Direction:
Wherever "mDISCERN" appears in a line, list that line.

[Data extracted from a collection]
— Start —
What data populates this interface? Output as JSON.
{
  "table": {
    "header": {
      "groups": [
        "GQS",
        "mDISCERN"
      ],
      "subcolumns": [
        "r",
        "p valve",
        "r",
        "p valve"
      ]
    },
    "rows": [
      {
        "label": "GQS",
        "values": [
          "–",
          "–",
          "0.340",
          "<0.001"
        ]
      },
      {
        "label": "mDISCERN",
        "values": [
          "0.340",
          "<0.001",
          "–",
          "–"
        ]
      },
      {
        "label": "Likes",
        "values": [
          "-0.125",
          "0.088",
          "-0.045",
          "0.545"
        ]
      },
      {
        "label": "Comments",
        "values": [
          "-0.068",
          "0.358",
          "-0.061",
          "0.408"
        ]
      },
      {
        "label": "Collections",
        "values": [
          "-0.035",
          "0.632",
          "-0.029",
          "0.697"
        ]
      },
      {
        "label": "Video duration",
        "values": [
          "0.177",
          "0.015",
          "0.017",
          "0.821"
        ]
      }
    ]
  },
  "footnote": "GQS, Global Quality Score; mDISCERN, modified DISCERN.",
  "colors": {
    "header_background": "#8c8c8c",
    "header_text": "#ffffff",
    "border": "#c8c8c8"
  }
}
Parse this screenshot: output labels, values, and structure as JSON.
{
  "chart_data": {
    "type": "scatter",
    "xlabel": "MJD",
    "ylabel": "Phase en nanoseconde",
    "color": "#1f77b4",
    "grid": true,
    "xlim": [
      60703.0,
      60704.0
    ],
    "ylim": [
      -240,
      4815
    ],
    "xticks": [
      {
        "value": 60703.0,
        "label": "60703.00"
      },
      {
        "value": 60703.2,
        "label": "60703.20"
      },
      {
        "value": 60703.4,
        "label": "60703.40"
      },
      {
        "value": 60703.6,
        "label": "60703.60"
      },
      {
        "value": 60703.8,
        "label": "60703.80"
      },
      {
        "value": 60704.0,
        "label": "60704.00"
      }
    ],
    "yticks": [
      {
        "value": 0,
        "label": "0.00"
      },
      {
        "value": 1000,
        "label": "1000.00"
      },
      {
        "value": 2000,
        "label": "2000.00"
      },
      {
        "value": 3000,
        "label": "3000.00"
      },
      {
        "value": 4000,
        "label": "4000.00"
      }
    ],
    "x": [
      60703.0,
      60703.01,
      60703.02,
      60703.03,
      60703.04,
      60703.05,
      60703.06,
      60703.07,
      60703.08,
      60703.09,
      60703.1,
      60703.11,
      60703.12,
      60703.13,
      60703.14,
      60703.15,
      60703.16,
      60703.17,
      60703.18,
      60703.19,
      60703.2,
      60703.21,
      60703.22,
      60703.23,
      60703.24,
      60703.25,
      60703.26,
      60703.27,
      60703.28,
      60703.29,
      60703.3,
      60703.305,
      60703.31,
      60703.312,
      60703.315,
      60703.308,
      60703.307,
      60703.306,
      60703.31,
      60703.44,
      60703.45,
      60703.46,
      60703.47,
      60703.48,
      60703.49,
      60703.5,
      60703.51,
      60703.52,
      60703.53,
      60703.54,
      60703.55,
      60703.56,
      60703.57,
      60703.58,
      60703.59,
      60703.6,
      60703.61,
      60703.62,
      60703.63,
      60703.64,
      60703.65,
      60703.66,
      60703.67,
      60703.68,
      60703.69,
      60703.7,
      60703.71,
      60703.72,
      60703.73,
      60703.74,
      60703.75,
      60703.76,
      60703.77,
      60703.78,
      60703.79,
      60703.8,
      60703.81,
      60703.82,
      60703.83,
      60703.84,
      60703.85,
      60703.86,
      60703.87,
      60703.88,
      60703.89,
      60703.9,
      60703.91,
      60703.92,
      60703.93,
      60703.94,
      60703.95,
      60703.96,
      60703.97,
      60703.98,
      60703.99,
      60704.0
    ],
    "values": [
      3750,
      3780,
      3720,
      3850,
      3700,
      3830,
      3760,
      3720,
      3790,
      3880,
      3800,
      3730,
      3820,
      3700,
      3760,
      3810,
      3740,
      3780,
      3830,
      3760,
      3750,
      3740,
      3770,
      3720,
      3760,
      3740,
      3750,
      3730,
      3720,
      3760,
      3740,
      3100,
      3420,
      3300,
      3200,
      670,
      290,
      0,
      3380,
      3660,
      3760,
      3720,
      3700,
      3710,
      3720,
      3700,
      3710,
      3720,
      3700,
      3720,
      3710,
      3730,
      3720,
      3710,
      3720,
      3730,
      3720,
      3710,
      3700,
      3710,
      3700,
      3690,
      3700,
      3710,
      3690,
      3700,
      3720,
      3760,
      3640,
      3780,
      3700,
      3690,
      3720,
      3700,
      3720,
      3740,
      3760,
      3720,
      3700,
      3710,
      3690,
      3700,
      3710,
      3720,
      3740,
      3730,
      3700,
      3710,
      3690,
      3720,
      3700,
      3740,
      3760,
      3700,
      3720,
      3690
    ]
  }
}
— End —
The response:
        "mDISCERN"
        "label": "mDISCERN",
  "footnote": "GQS, Global Quality Score; mDISCERN, modified DISCERN.",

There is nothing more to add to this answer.